**Aim of the exercise:**
An exact copy of all the data is required, with pictures left out.
----------
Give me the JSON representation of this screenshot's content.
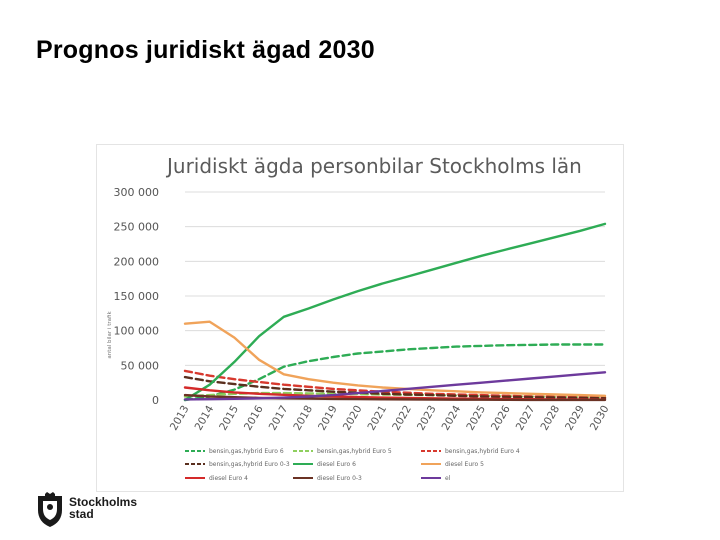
{
  "slide": {
    "title": "Prognos juridiskt ägad 2030"
  },
  "logo": {
    "line1": "Stockholms",
    "line2": "stad",
    "icon": "stockholm-crest-icon"
  },
  "chart_data": {
    "type": "line",
    "title": "Juridiskt ägda personbilar Stockholms län",
    "ylabel": "antal bilar i trafik",
    "xlabel": "",
    "ylim": [
      0,
      300000
    ],
    "yticks": [
      0,
      50000,
      100000,
      150000,
      200000,
      250000,
      300000
    ],
    "ytick_labels": [
      "0",
      "50 000",
      "100 000",
      "150 000",
      "200 000",
      "250 000",
      "300 000"
    ],
    "x": [
      "2013",
      "2014",
      "2015",
      "2016",
      "2017",
      "2018",
      "2019",
      "2020",
      "2021",
      "2022",
      "2023",
      "2024",
      "2025",
      "2026",
      "2027",
      "2028",
      "2029",
      "2030"
    ],
    "grid": true,
    "legend_position": "bottom",
    "series": [
      {
        "name": "bensin,gas,hybrid Euro 6",
        "color": "#2eac55",
        "dash": "dashed",
        "values": [
          0,
          5000,
          15000,
          30000,
          48000,
          56000,
          62000,
          67000,
          70000,
          73000,
          75000,
          77000,
          78000,
          79000,
          79500,
          80000,
          80000,
          80000
        ]
      },
      {
        "name": "bensin,gas,hybrid Euro 5",
        "color": "#8fcf5e",
        "dash": "dashed",
        "values": [
          5000,
          7000,
          9000,
          10000,
          10000,
          9500,
          9000,
          8500,
          8000,
          7500,
          7000,
          6500,
          6000,
          5500,
          5000,
          4500,
          4000,
          3500
        ]
      },
      {
        "name": "bensin,gas,hybrid Euro 4",
        "color": "#d7392e",
        "dash": "dashed",
        "values": [
          42000,
          35000,
          30000,
          26000,
          22000,
          19000,
          16000,
          14000,
          12000,
          10500,
          9000,
          8000,
          7000,
          6000,
          5000,
          4500,
          4000,
          3500
        ]
      },
      {
        "name": "bensin,gas,hybrid Euro 0-3",
        "color": "#5a2f1e",
        "dash": "dashed",
        "values": [
          33000,
          27000,
          23000,
          19000,
          16000,
          14000,
          12000,
          10500,
          9000,
          8000,
          7000,
          6000,
          5000,
          4500,
          4000,
          3500,
          3000,
          2500
        ]
      },
      {
        "name": "diesel Euro 6",
        "color": "#2eac55",
        "dash": "solid",
        "values": [
          0,
          22000,
          55000,
          92000,
          120000,
          132000,
          145000,
          157000,
          168000,
          178000,
          188000,
          198000,
          208000,
          217000,
          226000,
          235000,
          244000,
          254000
        ]
      },
      {
        "name": "diesel Euro 5",
        "color": "#f0a35a",
        "dash": "solid",
        "values": [
          110000,
          113000,
          90000,
          58000,
          37000,
          30000,
          25000,
          21000,
          18000,
          16000,
          14000,
          12500,
          11000,
          10000,
          9000,
          8000,
          7000,
          6000
        ]
      },
      {
        "name": "diesel Euro 4",
        "color": "#d42a2a",
        "dash": "solid",
        "values": [
          18000,
          14000,
          11000,
          9000,
          7500,
          6000,
          5000,
          4200,
          3500,
          3000,
          2500,
          2000,
          1700,
          1400,
          1100,
          900,
          700,
          500
        ]
      },
      {
        "name": "diesel Euro 0-3",
        "color": "#6b3224",
        "dash": "solid",
        "values": [
          7000,
          5000,
          4000,
          3000,
          2500,
          2000,
          1600,
          1300,
          1000,
          800,
          600,
          500,
          400,
          300,
          200,
          150,
          100,
          80
        ]
      },
      {
        "name": "el",
        "color": "#6d3a9c",
        "dash": "solid",
        "values": [
          800,
          1200,
          1800,
          2500,
          3500,
          5000,
          7000,
          10000,
          13000,
          16000,
          19000,
          22000,
          25000,
          28000,
          31000,
          34000,
          37000,
          40000
        ]
      }
    ]
  }
}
----------
**Result for this exercise:**
Give me the JSON representation of this screenshot's content.
{
  "slide": {
    "title": "Prognos juridiskt ägad 2030"
  },
  "logo": {
    "line1": "Stockholms",
    "line2": "stad",
    "icon": "stockholm-crest-icon"
  },
  "chart_data": {
    "type": "line",
    "title": "Juridiskt ägda personbilar Stockholms län",
    "ylabel": "antal bilar i trafik",
    "xlabel": "",
    "ylim": [
      0,
      300000
    ],
    "yticks": [
      0,
      50000,
      100000,
      150000,
      200000,
      250000,
      300000
    ],
    "ytick_labels": [
      "0",
      "50 000",
      "100 000",
      "150 000",
      "200 000",
      "250 000",
      "300 000"
    ],
    "x": [
      "2013",
      "2014",
      "2015",
      "2016",
      "2017",
      "2018",
      "2019",
      "2020",
      "2021",
      "2022",
      "2023",
      "2024",
      "2025",
      "2026",
      "2027",
      "2028",
      "2029",
      "2030"
    ],
    "grid": true,
    "legend_position": "bottom",
    "series": [
      {
        "name": "bensin,gas,hybrid Euro 6",
        "color": "#2eac55",
        "dash": "dashed",
        "values": [
          0,
          5000,
          15000,
          30000,
          48000,
          56000,
          62000,
          67000,
          70000,
          73000,
          75000,
          77000,
          78000,
          79000,
          79500,
          80000,
          80000,
          80000
        ]
      },
      {
        "name": "bensin,gas,hybrid Euro 5",
        "color": "#8fcf5e",
        "dash": "dashed",
        "values": [
          5000,
          7000,
          9000,
          10000,
          10000,
          9500,
          9000,
          8500,
          8000,
          7500,
          7000,
          6500,
          6000,
          5500,
          5000,
          4500,
          4000,
          3500
        ]
      },
      {
        "name": "bensin,gas,hybrid Euro 4",
        "color": "#d7392e",
        "dash": "dashed",
        "values": [
          42000,
          35000,
          30000,
          26000,
          22000,
          19000,
          16000,
          14000,
          12000,
          10500,
          9000,
          8000,
          7000,
          6000,
          5000,
          4500,
          4000,
          3500
        ]
      },
      {
        "name": "bensin,gas,hybrid Euro 0-3",
        "color": "#5a2f1e",
        "dash": "dashed",
        "values": [
          33000,
          27000,
          23000,
          19000,
          16000,
          14000,
          12000,
          10500,
          9000,
          8000,
          7000,
          6000,
          5000,
          4500,
          4000,
          3500,
          3000,
          2500
        ]
      },
      {
        "name": "diesel Euro 6",
        "color": "#2eac55",
        "dash": "solid",
        "values": [
          0,
          22000,
          55000,
          92000,
          120000,
          132000,
          145000,
          157000,
          168000,
          178000,
          188000,
          198000,
          208000,
          217000,
          226000,
          235000,
          244000,
          254000
        ]
      },
      {
        "name": "diesel Euro 5",
        "color": "#f0a35a",
        "dash": "solid",
        "values": [
          110000,
          113000,
          90000,
          58000,
          37000,
          30000,
          25000,
          21000,
          18000,
          16000,
          14000,
          12500,
          11000,
          10000,
          9000,
          8000,
          7000,
          6000
        ]
      },
      {
        "name": "diesel Euro 4",
        "color": "#d42a2a",
        "dash": "solid",
        "values": [
          18000,
          14000,
          11000,
          9000,
          7500,
          6000,
          5000,
          4200,
          3500,
          3000,
          2500,
          2000,
          1700,
          1400,
          1100,
          900,
          700,
          500
        ]
      },
      {
        "name": "diesel Euro 0-3",
        "color": "#6b3224",
        "dash": "solid",
        "values": [
          7000,
          5000,
          4000,
          3000,
          2500,
          2000,
          1600,
          1300,
          1000,
          800,
          600,
          500,
          400,
          300,
          200,
          150,
          100,
          80
        ]
      },
      {
        "name": "el",
        "color": "#6d3a9c",
        "dash": "solid",
        "values": [
          800,
          1200,
          1800,
          2500,
          3500,
          5000,
          7000,
          10000,
          13000,
          16000,
          19000,
          22000,
          25000,
          28000,
          31000,
          34000,
          37000,
          40000
        ]
      }
    ]
  }
}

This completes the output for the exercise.